Look through the records below and collect all lines that hold the string "cursor".

***

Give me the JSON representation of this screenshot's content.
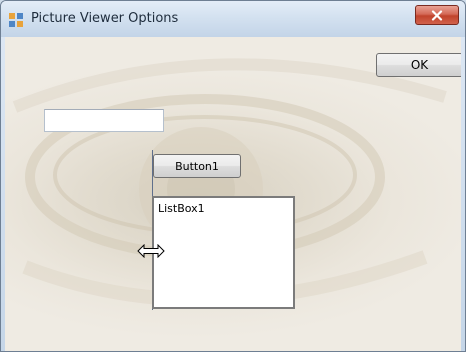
{
  "window": {
    "title": "Picture Viewer Options",
    "close_icon": "close-icon"
  },
  "form": {
    "ok_label": "OK",
    "textbox_value": "",
    "button1_label": "Button1",
    "listbox_label": "ListBox1"
  },
  "cursor": {
    "icon": "horizontal-resize-cursor-icon"
  },
  "colors": {
    "title_text": "#1e2c3c",
    "close_button": "#c1432c",
    "listbox_border": "#7b7b7b",
    "guide_line": "#5f6f8c"
  }
}
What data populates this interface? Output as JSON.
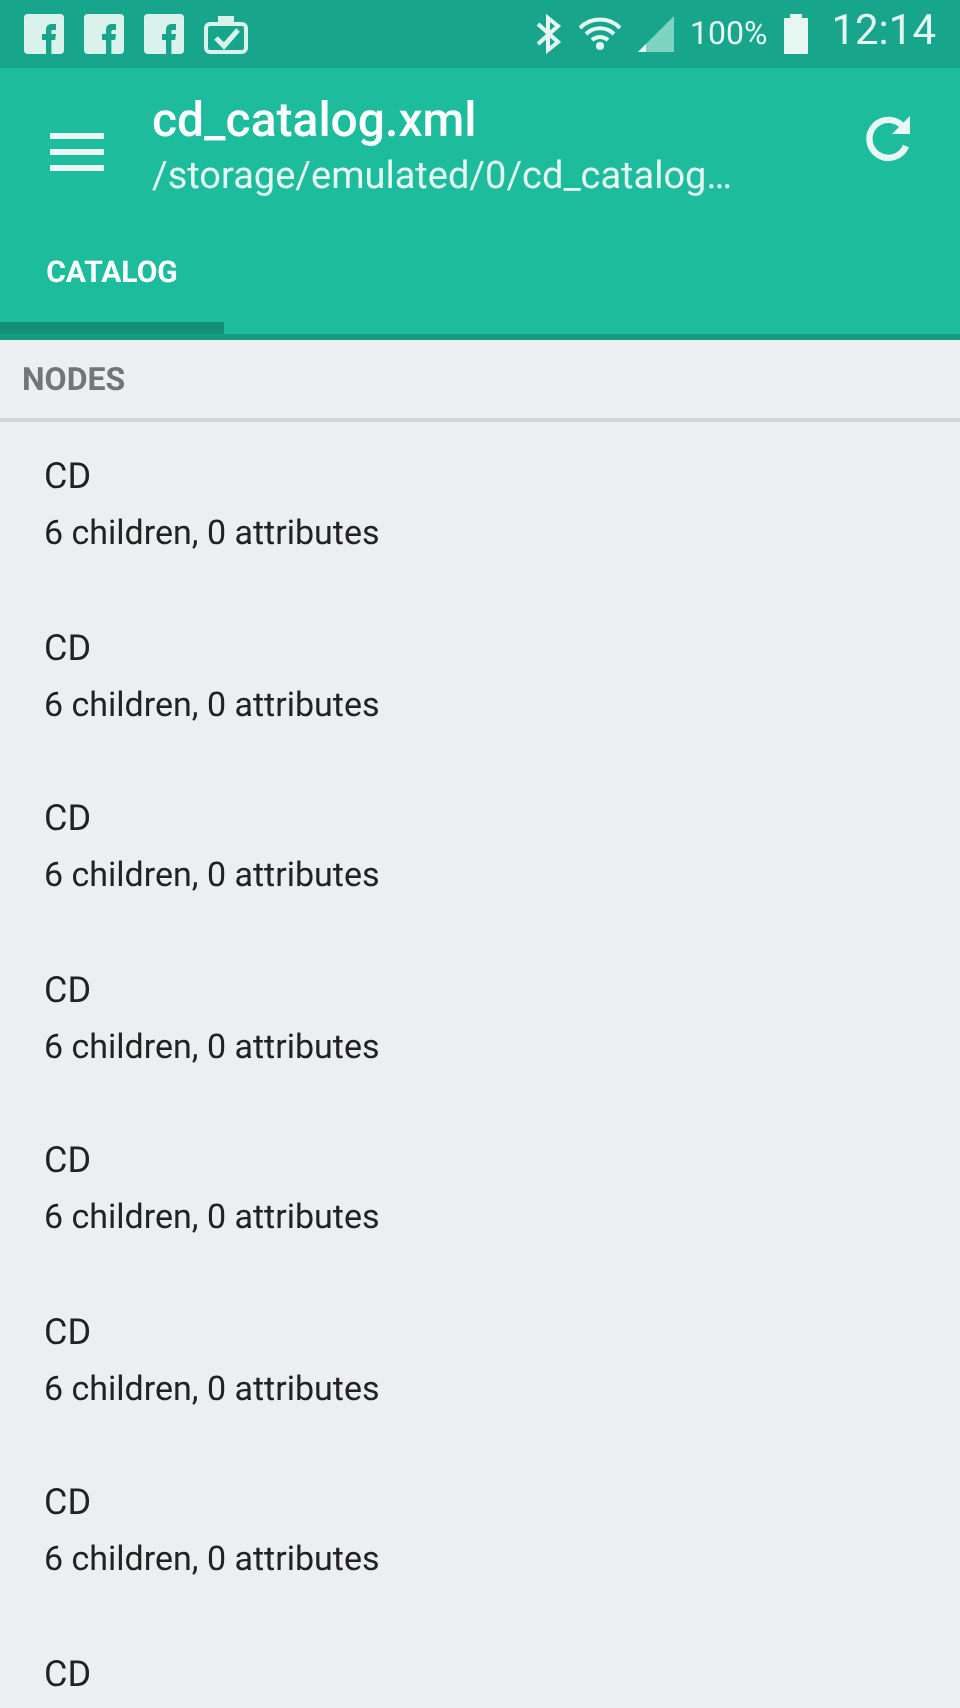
{
  "status_bar": {
    "battery": "100%",
    "time": "12:14"
  },
  "toolbar": {
    "title": "cd_catalog.xml",
    "subtitle": "/storage/emulated/0/cd_catalog…"
  },
  "tabs": [
    {
      "label": "CATALOG",
      "selected": true
    }
  ],
  "section": {
    "title": "NODES"
  },
  "nodes": [
    {
      "name": "CD",
      "details": "6 children, 0 attributes"
    },
    {
      "name": "CD",
      "details": "6 children, 0 attributes"
    },
    {
      "name": "CD",
      "details": "6 children, 0 attributes"
    },
    {
      "name": "CD",
      "details": "6 children, 0 attributes"
    },
    {
      "name": "CD",
      "details": "6 children, 0 attributes"
    },
    {
      "name": "CD",
      "details": "6 children, 0 attributes"
    },
    {
      "name": "CD",
      "details": "6 children, 0 attributes"
    },
    {
      "name": "CD"
    }
  ]
}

***

> ANSWER TO THIS PROBLEM:
  "cursor": {
    "icon": "horizontal-resize-cursor-icon"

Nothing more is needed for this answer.